- [TASK PROMPT] Look at the entries below and reproduce them exactly.

[BEGIN TASK MATERIAL]

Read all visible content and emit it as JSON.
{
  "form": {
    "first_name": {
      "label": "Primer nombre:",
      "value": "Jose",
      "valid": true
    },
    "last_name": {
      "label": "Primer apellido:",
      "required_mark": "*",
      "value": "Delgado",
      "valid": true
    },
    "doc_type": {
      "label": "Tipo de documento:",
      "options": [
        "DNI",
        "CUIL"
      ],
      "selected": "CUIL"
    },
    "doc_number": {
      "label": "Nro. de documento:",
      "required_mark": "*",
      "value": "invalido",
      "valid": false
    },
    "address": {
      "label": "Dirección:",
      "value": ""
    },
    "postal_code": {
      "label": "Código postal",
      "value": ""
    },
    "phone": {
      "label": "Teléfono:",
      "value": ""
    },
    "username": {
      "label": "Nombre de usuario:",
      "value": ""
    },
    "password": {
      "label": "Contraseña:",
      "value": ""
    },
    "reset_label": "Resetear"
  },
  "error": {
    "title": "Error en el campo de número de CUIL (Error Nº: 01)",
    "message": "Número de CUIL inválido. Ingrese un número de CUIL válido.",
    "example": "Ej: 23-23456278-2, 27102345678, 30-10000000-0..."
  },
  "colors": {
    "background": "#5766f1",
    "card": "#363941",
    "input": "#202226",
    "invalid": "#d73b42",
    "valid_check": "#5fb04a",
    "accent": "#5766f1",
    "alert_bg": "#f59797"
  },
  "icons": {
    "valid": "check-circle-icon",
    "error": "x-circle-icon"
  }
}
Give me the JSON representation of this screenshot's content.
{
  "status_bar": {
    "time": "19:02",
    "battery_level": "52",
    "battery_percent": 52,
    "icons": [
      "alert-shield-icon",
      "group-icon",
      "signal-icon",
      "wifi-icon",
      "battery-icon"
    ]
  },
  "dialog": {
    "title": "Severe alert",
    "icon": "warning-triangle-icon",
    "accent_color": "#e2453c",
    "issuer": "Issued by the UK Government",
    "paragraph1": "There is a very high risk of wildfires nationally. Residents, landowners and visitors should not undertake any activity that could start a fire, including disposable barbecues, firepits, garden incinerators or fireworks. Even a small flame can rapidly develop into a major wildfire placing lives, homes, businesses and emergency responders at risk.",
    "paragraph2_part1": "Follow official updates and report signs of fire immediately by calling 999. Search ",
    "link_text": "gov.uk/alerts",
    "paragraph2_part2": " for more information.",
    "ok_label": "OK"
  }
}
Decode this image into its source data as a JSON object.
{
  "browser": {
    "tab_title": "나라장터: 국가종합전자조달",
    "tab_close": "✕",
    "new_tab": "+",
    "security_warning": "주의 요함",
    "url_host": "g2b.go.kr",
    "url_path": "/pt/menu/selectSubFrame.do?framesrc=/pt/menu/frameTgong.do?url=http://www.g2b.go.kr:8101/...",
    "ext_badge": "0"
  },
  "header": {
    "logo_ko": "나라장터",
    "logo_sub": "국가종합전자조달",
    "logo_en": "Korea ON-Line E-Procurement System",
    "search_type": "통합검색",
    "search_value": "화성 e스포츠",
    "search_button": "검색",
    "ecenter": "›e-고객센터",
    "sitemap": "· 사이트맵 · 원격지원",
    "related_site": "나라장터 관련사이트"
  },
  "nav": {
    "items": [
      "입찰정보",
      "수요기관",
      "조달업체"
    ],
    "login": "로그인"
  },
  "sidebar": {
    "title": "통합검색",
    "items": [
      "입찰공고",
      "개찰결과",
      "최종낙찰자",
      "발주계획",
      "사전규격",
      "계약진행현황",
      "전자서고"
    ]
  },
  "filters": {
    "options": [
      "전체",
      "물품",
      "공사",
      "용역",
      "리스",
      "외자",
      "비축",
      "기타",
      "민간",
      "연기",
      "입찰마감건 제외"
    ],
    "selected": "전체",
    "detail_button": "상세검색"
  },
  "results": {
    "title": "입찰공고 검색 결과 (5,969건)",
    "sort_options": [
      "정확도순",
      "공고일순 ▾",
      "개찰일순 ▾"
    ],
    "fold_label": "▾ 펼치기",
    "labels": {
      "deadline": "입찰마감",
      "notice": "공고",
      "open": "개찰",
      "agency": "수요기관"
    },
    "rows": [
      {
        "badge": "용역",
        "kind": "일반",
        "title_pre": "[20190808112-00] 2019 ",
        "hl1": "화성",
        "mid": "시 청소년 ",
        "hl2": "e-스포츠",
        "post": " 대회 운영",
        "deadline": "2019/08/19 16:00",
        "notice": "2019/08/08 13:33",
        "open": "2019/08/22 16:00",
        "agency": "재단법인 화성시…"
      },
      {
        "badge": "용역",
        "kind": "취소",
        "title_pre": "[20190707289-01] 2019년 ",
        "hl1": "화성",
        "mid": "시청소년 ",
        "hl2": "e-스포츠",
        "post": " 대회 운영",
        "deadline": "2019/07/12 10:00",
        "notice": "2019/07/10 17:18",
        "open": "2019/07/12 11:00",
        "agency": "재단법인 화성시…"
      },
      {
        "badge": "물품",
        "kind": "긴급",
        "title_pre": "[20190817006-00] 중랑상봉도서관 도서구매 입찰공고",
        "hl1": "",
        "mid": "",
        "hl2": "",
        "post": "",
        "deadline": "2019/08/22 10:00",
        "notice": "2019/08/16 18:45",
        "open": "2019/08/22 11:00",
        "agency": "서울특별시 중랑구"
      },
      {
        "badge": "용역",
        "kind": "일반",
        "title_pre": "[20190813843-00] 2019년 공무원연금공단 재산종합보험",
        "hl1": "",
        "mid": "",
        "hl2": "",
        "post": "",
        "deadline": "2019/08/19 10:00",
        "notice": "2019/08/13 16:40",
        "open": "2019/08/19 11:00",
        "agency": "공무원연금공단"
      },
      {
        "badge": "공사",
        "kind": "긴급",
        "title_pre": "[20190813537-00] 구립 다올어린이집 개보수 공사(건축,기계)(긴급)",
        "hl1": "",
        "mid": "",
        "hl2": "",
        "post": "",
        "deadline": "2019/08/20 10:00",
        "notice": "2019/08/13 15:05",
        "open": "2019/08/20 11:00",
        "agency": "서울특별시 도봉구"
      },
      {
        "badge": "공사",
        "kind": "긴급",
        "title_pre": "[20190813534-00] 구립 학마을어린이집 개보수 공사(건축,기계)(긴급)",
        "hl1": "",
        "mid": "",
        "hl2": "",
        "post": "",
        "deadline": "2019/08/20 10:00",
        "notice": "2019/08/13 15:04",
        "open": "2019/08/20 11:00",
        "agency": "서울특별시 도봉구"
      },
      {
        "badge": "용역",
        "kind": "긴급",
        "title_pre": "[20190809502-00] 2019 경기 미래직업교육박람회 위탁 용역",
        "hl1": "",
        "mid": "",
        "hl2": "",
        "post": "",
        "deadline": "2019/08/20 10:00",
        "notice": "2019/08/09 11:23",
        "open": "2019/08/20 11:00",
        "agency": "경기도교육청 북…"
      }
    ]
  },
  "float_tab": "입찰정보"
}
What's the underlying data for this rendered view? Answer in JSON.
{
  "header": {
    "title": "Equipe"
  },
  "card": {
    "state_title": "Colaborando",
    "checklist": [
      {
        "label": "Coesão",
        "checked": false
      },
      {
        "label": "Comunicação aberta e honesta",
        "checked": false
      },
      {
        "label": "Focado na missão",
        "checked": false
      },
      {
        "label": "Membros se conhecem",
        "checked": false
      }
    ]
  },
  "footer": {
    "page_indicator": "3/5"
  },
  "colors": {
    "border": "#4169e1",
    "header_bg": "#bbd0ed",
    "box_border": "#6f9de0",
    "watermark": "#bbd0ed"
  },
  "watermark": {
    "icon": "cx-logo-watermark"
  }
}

[END TASK MATERIAL]

- [IN RESPONSE]
Read all visible content and emit it as JSON.
{
  "form": {
    "first_name": {
      "label": "Primer nombre:",
      "value": "Jose",
      "valid": true
    },
    "last_name": {
      "label": "Primer apellido:",
      "required_mark": "*",
      "value": "Delgado",
      "valid": true
    },
    "doc_type": {
      "label": "Tipo de documento:",
      "options": [
        "DNI",
        "CUIL"
      ],
      "selected": "CUIL"
    },
    "doc_number": {
      "label": "Nro. de documento:",
      "required_mark": "*",
      "value": "invalido",
      "valid": false
    },
    "address": {
      "label": "Dirección:",
      "value": ""
    },
    "postal_code": {
      "label": "Código postal",
      "value": ""
    },
    "phone": {
      "label": "Teléfono:",
      "value": ""
    },
    "username": {
      "label": "Nombre de usuario:",
      "value": ""
    },
    "password": {
      "label": "Contraseña:",
      "value": ""
    },
    "reset_label": "Resetear"
  },
  "error": {
    "title": "Error en el campo de número de CUIL (Error Nº: 01)",
    "message": "Número de CUIL inválido. Ingrese un número de CUIL válido.",
    "example": "Ej: 23-23456278-2, 27102345678, 30-10000000-0..."
  },
  "colors": {
    "background": "#5766f1",
    "card": "#363941",
    "input": "#202226",
    "invalid": "#d73b42",
    "valid_check": "#5fb04a",
    "accent": "#5766f1",
    "alert_bg": "#f59797"
  },
  "icons": {
    "valid": "check-circle-icon",
    "error": "x-circle-icon"
  }
}
Give me the JSON representation of this screenshot's content.
{
  "status_bar": {
    "time": "19:02",
    "battery_level": "52",
    "battery_percent": 52,
    "icons": [
      "alert-shield-icon",
      "group-icon",
      "signal-icon",
      "wifi-icon",
      "battery-icon"
    ]
  },
  "dialog": {
    "title": "Severe alert",
    "icon": "warning-triangle-icon",
    "accent_color": "#e2453c",
    "issuer": "Issued by the UK Government",
    "paragraph1": "There is a very high risk of wildfires nationally. Residents, landowners and visitors should not undertake any activity that could start a fire, including disposable barbecues, firepits, garden incinerators or fireworks. Even a small flame can rapidly develop into a major wildfire placing lives, homes, businesses and emergency responders at risk.",
    "paragraph2_part1": "Follow official updates and report signs of fire immediately by calling 999. Search ",
    "link_text": "gov.uk/alerts",
    "paragraph2_part2": " for more information.",
    "ok_label": "OK"
  }
}
Decode this image into its source data as a JSON object.
{
  "browser": {
    "tab_title": "나라장터: 국가종합전자조달",
    "tab_close": "✕",
    "new_tab": "+",
    "security_warning": "주의 요함",
    "url_host": "g2b.go.kr",
    "url_path": "/pt/menu/selectSubFrame.do?framesrc=/pt/menu/frameTgong.do?url=http://www.g2b.go.kr:8101/...",
    "ext_badge": "0"
  },
  "header": {
    "logo_ko": "나라장터",
    "logo_sub": "국가종합전자조달",
    "logo_en": "Korea ON-Line E-Procurement System",
    "search_type": "통합검색",
    "search_value": "화성 e스포츠",
    "search_button": "검색",
    "ecenter": "›e-고객센터",
    "sitemap": "· 사이트맵 · 원격지원",
    "related_site": "나라장터 관련사이트"
  },
  "nav": {
    "items": [
      "입찰정보",
      "수요기관",
      "조달업체"
    ],
    "login": "로그인"
  },
  "sidebar": {
    "title": "통합검색",
    "items": [
      "입찰공고",
      "개찰결과",
      "최종낙찰자",
      "발주계획",
      "사전규격",
      "계약진행현황",
      "전자서고"
    ]
  },
  "filters": {
    "options": [
      "전체",
      "물품",
      "공사",
      "용역",
      "리스",
      "외자",
      "비축",
      "기타",
      "민간",
      "연기",
      "입찰마감건 제외"
    ],
    "selected": "전체",
    "detail_button": "상세검색"
  },
  "results": {
    "title": "입찰공고 검색 결과 (5,969건)",
    "sort_options": [
      "정확도순",
      "공고일순 ▾",
      "개찰일순 ▾"
    ],
    "fold_label": "▾ 펼치기",
    "labels": {
      "deadline": "입찰마감",
      "notice": "공고",
      "open": "개찰",
      "agency": "수요기관"
    },
    "rows": [
      {
        "badge": "용역",
        "kind": "일반",
        "title_pre": "[20190808112-00] 2019 ",
        "hl1": "화성",
        "mid": "시 청소년 ",
        "hl2": "e-스포츠",
        "post": " 대회 운영",
        "deadline": "2019/08/19 16:00",
        "notice": "2019/08/08 13:33",
        "open": "2019/08/22 16:00",
        "agency": "재단법인 화성시…"
      },
      {
        "badge": "용역",
        "kind": "취소",
        "title_pre": "[20190707289-01] 2019년 ",
        "hl1": "화성",
        "mid": "시청소년 ",
        "hl2": "e-스포츠",
        "post": " 대회 운영",
        "deadline": "2019/07/12 10:00",
        "notice": "2019/07/10 17:18",
        "open": "2019/07/12 11:00",
        "agency": "재단법인 화성시…"
      },
      {
        "badge": "물품",
        "kind": "긴급",
        "title_pre": "[20190817006-00] 중랑상봉도서관 도서구매 입찰공고",
        "hl1": "",
        "mid": "",
        "hl2": "",
        "post": "",
        "deadline": "2019/08/22 10:00",
        "notice": "2019/08/16 18:45",
        "open": "2019/08/22 11:00",
        "agency": "서울특별시 중랑구"
      },
      {
        "badge": "용역",
        "kind": "일반",
        "title_pre": "[20190813843-00] 2019년 공무원연금공단 재산종합보험",
        "hl1": "",
        "mid": "",
        "hl2": "",
        "post": "",
        "deadline": "2019/08/19 10:00",
        "notice": "2019/08/13 16:40",
        "open": "2019/08/19 11:00",
        "agency": "공무원연금공단"
      },
      {
        "badge": "공사",
        "kind": "긴급",
        "title_pre": "[20190813537-00] 구립 다올어린이집 개보수 공사(건축,기계)(긴급)",
        "hl1": "",
        "mid": "",
        "hl2": "",
        "post": "",
        "deadline": "2019/08/20 10:00",
        "notice": "2019/08/13 15:05",
        "open": "2019/08/20 11:00",
        "agency": "서울특별시 도봉구"
      },
      {
        "badge": "공사",
        "kind": "긴급",
        "title_pre": "[20190813534-00] 구립 학마을어린이집 개보수 공사(건축,기계)(긴급)",
        "hl1": "",
        "mid": "",
        "hl2": "",
        "post": "",
        "deadline": "2019/08/20 10:00",
        "notice": "2019/08/13 15:04",
        "open": "2019/08/20 11:00",
        "agency": "서울특별시 도봉구"
      },
      {
        "badge": "용역",
        "kind": "긴급",
        "title_pre": "[20190809502-00] 2019 경기 미래직업교육박람회 위탁 용역",
        "hl1": "",
        "mid": "",
        "hl2": "",
        "post": "",
        "deadline": "2019/08/20 10:00",
        "notice": "2019/08/09 11:23",
        "open": "2019/08/20 11:00",
        "agency": "경기도교육청 북…"
      }
    ]
  },
  "float_tab": "입찰정보"
}
What's the underlying data for this rendered view? Answer in JSON.
{
  "header": {
    "title": "Equipe"
  },
  "card": {
    "state_title": "Colaborando",
    "checklist": [
      {
        "label": "Coesão",
        "checked": false
      },
      {
        "label": "Comunicação aberta e honesta",
        "checked": false
      },
      {
        "label": "Focado na missão",
        "checked": false
      },
      {
        "label": "Membros se conhecem",
        "checked": false
      }
    ]
  },
  "footer": {
    "page_indicator": "3/5"
  },
  "colors": {
    "border": "#4169e1",
    "header_bg": "#bbd0ed",
    "box_border": "#6f9de0",
    "watermark": "#bbd0ed"
  },
  "watermark": {
    "icon": "cx-logo-watermark"
  }
}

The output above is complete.